**WORK TO COMPLETE**
Write the material out again in full, exactly.

+ + + +

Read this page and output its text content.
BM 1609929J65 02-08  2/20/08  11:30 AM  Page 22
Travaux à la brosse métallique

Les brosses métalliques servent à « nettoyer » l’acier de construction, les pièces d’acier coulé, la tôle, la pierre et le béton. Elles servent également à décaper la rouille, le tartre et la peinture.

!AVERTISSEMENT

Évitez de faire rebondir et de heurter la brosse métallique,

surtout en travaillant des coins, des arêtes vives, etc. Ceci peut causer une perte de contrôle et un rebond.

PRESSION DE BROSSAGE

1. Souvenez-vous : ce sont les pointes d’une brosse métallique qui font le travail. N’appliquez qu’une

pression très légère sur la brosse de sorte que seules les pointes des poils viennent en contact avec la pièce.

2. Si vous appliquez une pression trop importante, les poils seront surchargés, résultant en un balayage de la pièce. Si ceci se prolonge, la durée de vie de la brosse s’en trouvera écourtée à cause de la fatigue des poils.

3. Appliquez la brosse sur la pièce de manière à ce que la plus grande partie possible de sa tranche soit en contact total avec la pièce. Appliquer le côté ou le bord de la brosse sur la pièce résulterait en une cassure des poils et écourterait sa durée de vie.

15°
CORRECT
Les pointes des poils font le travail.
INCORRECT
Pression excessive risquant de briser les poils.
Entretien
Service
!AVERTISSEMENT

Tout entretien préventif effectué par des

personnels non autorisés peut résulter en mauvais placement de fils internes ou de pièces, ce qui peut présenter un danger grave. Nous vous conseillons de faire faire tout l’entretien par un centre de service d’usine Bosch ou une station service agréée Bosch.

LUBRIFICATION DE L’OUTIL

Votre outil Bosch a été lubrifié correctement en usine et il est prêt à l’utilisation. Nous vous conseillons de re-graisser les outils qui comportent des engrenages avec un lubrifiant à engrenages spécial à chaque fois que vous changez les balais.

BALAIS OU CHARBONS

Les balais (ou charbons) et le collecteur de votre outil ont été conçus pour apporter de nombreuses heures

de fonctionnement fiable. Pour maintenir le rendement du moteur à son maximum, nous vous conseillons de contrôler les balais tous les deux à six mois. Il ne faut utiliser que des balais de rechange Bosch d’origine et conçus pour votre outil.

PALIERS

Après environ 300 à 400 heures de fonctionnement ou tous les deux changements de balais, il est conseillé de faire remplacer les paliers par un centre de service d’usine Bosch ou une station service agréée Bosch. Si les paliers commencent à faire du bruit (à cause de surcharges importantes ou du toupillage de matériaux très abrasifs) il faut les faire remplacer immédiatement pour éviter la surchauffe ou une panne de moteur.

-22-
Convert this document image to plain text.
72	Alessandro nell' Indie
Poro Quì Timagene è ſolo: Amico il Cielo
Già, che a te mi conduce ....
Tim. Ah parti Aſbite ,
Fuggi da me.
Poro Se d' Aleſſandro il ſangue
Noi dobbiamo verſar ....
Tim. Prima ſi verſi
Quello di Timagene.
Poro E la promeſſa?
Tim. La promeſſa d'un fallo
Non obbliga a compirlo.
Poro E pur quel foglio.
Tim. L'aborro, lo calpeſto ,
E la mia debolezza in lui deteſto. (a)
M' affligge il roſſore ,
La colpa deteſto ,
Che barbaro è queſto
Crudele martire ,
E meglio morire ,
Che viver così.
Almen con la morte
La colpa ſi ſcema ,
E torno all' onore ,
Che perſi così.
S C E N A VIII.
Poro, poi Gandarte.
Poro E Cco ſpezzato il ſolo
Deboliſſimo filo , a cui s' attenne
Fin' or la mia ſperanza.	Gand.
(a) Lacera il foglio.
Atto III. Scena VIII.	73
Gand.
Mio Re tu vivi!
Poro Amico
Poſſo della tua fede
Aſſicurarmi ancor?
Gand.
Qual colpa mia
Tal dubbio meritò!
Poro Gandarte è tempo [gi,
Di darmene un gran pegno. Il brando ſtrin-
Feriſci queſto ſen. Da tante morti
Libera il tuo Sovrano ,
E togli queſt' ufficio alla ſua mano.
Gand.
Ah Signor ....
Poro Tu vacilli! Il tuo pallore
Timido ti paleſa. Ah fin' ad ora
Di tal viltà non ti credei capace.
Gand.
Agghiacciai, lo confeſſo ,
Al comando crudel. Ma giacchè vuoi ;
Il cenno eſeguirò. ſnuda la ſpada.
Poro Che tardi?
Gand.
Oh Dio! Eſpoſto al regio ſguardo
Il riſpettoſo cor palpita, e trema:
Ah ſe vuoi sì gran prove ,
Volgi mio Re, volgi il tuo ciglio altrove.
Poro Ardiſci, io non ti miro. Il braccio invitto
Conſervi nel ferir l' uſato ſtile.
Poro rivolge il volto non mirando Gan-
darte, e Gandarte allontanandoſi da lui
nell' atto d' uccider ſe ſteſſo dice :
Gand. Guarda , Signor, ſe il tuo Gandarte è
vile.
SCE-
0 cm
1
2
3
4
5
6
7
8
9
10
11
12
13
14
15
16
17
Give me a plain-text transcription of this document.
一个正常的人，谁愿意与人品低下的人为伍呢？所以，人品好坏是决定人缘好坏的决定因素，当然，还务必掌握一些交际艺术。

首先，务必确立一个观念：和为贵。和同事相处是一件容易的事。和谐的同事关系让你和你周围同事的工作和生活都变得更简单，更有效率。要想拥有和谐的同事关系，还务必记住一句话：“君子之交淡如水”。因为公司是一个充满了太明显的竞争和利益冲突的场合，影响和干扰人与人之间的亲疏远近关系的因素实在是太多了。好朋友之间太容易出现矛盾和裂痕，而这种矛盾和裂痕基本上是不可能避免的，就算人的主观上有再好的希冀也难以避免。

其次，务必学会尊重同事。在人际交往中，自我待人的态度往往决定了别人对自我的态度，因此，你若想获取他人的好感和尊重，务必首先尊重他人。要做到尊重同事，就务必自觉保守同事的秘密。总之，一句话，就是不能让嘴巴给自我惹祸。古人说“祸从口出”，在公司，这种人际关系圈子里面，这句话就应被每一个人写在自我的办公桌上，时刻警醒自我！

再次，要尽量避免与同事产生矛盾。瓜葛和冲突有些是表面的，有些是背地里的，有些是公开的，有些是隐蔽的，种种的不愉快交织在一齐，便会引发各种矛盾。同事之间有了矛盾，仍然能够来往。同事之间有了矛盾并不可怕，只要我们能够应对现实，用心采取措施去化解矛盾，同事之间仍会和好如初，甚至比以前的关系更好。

+ + + +

**TASK RESPONSE**
Read this page and output its text content.
BM 1609929J65 02-08  2/20/08  11:30 AM  Page 22
Travaux à la brosse métallique

Les brosses métalliques servent à « nettoyer » l’acier de construction, les pièces d’acier coulé, la tôle, la pierre et le béton. Elles servent également à décaper la rouille, le tartre et la peinture.

!AVERTISSEMENT

Évitez de faire rebondir et de heurter la brosse métallique,

surtout en travaillant des coins, des arêtes vives, etc. Ceci peut causer une perte de contrôle et un rebond.

PRESSION DE BROSSAGE

1. Souvenez-vous : ce sont les pointes d’une brosse métallique qui font le travail. N’appliquez qu’une

pression très légère sur la brosse de sorte que seules les pointes des poils viennent en contact avec la pièce.

2. Si vous appliquez une pression trop importante, les poils seront surchargés, résultant en un balayage de la pièce. Si ceci se prolonge, la durée de vie de la brosse s’en trouvera écourtée à cause de la fatigue des poils.

3. Appliquez la brosse sur la pièce de manière à ce que la plus grande partie possible de sa tranche soit en contact total avec la pièce. Appliquer le côté ou le bord de la brosse sur la pièce résulterait en une cassure des poils et écourterait sa durée de vie.

15°
CORRECT
Les pointes des poils font le travail.
INCORRECT
Pression excessive risquant de briser les poils.
Entretien
Service
!AVERTISSEMENT

Tout entretien préventif effectué par des

personnels non autorisés peut résulter en mauvais placement de fils internes ou de pièces, ce qui peut présenter un danger grave. Nous vous conseillons de faire faire tout l’entretien par un centre de service d’usine Bosch ou une station service agréée Bosch.

LUBRIFICATION DE L’OUTIL

Votre outil Bosch a été lubrifié correctement en usine et il est prêt à l’utilisation. Nous vous conseillons de re-graisser les outils qui comportent des engrenages avec un lubrifiant à engrenages spécial à chaque fois que vous changez les balais.

BALAIS OU CHARBONS

Les balais (ou charbons) et le collecteur de votre outil ont été conçus pour apporter de nombreuses heures

de fonctionnement fiable. Pour maintenir le rendement du moteur à son maximum, nous vous conseillons de contrôler les balais tous les deux à six mois. Il ne faut utiliser que des balais de rechange Bosch d’origine et conçus pour votre outil.

PALIERS

Après environ 300 à 400 heures de fonctionnement ou tous les deux changements de balais, il est conseillé de faire remplacer les paliers par un centre de service d’usine Bosch ou une station service agréée Bosch. Si les paliers commencent à faire du bruit (à cause de surcharges importantes ou du toupillage de matériaux très abrasifs) il faut les faire remplacer immédiatement pour éviter la surchauffe ou une panne de moteur.

-22-
Convert this document image to plain text.
72	Alessandro nell' Indie
Poro Quì Timagene è ſolo: Amico il Cielo
Già, che a te mi conduce ....
Tim. Ah parti Aſbite ,
Fuggi da me.
Poro Se d' Aleſſandro il ſangue
Noi dobbiamo verſar ....
Tim. Prima ſi verſi
Quello di Timagene.
Poro E la promeſſa?
Tim. La promeſſa d'un fallo
Non obbliga a compirlo.
Poro E pur quel foglio.
Tim. L'aborro, lo calpeſto ,
E la mia debolezza in lui deteſto. (a)
M' affligge il roſſore ,
La colpa deteſto ,
Che barbaro è queſto
Crudele martire ,
E meglio morire ,
Che viver così.
Almen con la morte
La colpa ſi ſcema ,
E torno all' onore ,
Che perſi così.
S C E N A VIII.
Poro, poi Gandarte.
Poro E Cco ſpezzato il ſolo
Deboliſſimo filo , a cui s' attenne
Fin' or la mia ſperanza.	Gand.
(a) Lacera il foglio.
Atto III. Scena VIII.	73
Gand.
Mio Re tu vivi!
Poro Amico
Poſſo della tua fede
Aſſicurarmi ancor?
Gand.
Qual colpa mia
Tal dubbio meritò!
Poro Gandarte è tempo [gi,
Di darmene un gran pegno. Il brando ſtrin-
Feriſci queſto ſen. Da tante morti
Libera il tuo Sovrano ,
E togli queſt' ufficio alla ſua mano.
Gand.
Ah Signor ....
Poro Tu vacilli! Il tuo pallore
Timido ti paleſa. Ah fin' ad ora
Di tal viltà non ti credei capace.
Gand.
Agghiacciai, lo confeſſo ,
Al comando crudel. Ma giacchè vuoi ;
Il cenno eſeguirò. ſnuda la ſpada.
Poro Che tardi?
Gand.
Oh Dio! Eſpoſto al regio ſguardo
Il riſpettoſo cor palpita, e trema:
Ah ſe vuoi sì gran prove ,
Volgi mio Re, volgi il tuo ciglio altrove.
Poro Ardiſci, io non ti miro. Il braccio invitto
Conſervi nel ferir l' uſato ſtile.
Poro rivolge il volto non mirando Gan-
darte, e Gandarte allontanandoſi da lui
nell' atto d' uccider ſe ſteſſo dice :
Gand. Guarda , Signor, ſe il tuo Gandarte è
vile.
SCE-
0 cm
1
2
3
4
5
6
7
8
9
10
11
12
13
14
15
16
17
Give me a plain-text transcription of this document.
一个正常的人，谁愿意与人品低下的人为伍呢？所以，人品好坏是决定人缘好坏的决定因素，当然，还务必掌握一些交际艺术。

首先，务必确立一个观念：和为贵。和同事相处是一件容易的事。和谐的同事关系让你和你周围同事的工作和生活都变得更简单，更有效率。要想拥有和谐的同事关系，还务必记住一句话：“君子之交淡如水”。因为公司是一个充满了太明显的竞争和利益冲突的场合，影响和干扰人与人之间的亲疏远近关系的因素实在是太多了。好朋友之间太容易出现矛盾和裂痕，而这种矛盾和裂痕基本上是不可能避免的，就算人的主观上有再好的希冀也难以避免。

其次，务必学会尊重同事。在人际交往中，自我待人的态度往往决定了别人对自我的态度，因此，你若想获取他人的好感和尊重，务必首先尊重他人。要做到尊重同事，就务必自觉保守同事的秘密。总之，一句话，就是不能让嘴巴给自我惹祸。古人说“祸从口出”，在公司，这种人际关系圈子里面，这句话就应被每一个人写在自我的办公桌上，时刻警醒自我！

再次，要尽量避免与同事产生矛盾。瓜葛和冲突有些是表面的，有些是背地里的，有些是公开的，有些是隐蔽的，种种的不愉快交织在一齐，便会引发各种矛盾。同事之间有了矛盾，仍然能够来往。同事之间有了矛盾并不可怕，只要我们能够应对现实，用心采取措施去化解矛盾，同事之间仍会和好如初，甚至比以前的关系更好。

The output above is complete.